(Data extracted from a collection)
--- Start ---

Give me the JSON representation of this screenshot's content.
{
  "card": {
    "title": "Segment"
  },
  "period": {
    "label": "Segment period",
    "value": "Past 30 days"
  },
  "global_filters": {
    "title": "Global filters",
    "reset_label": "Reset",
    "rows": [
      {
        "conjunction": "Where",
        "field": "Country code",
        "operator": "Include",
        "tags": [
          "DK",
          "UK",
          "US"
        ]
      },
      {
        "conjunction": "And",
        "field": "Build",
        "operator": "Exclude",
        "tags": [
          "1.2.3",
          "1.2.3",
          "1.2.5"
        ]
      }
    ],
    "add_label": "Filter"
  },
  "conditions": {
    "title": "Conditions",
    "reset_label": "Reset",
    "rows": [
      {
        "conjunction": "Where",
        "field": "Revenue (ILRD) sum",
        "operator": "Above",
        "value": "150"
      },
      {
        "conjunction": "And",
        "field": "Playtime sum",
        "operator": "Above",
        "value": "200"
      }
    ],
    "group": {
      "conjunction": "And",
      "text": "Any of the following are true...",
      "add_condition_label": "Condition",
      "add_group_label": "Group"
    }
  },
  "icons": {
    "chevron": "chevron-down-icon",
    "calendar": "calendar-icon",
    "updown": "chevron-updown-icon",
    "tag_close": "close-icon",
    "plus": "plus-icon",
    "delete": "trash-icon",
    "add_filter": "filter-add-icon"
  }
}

--- End ---

Output every record above exactly as it appears.

◆ **Result for this task**
Give me the JSON representation of this screenshot's content.
{
  "card": {
    "title": "Segment"
  },
  "period": {
    "label": "Segment period",
    "value": "Past 30 days"
  },
  "global_filters": {
    "title": "Global filters",
    "reset_label": "Reset",
    "rows": [
      {
        "conjunction": "Where",
        "field": "Country code",
        "operator": "Include",
        "tags": [
          "DK",
          "UK",
          "US"
        ]
      },
      {
        "conjunction": "And",
        "field": "Build",
        "operator": "Exclude",
        "tags": [
          "1.2.3",
          "1.2.3",
          "1.2.5"
        ]
      }
    ],
    "add_label": "Filter"
  },
  "conditions": {
    "title": "Conditions",
    "reset_label": "Reset",
    "rows": [
      {
        "conjunction": "Where",
        "field": "Revenue (ILRD) sum",
        "operator": "Above",
        "value": "150"
      },
      {
        "conjunction": "And",
        "field": "Playtime sum",
        "operator": "Above",
        "value": "200"
      }
    ],
    "group": {
      "conjunction": "And",
      "text": "Any of the following are true...",
      "add_condition_label": "Condition",
      "add_group_label": "Group"
    }
  },
  "icons": {
    "chevron": "chevron-down-icon",
    "calendar": "calendar-icon",
    "updown": "chevron-updown-icon",
    "tag_close": "close-icon",
    "plus": "plus-icon",
    "delete": "trash-icon",
    "add_filter": "filter-add-icon"
  }
}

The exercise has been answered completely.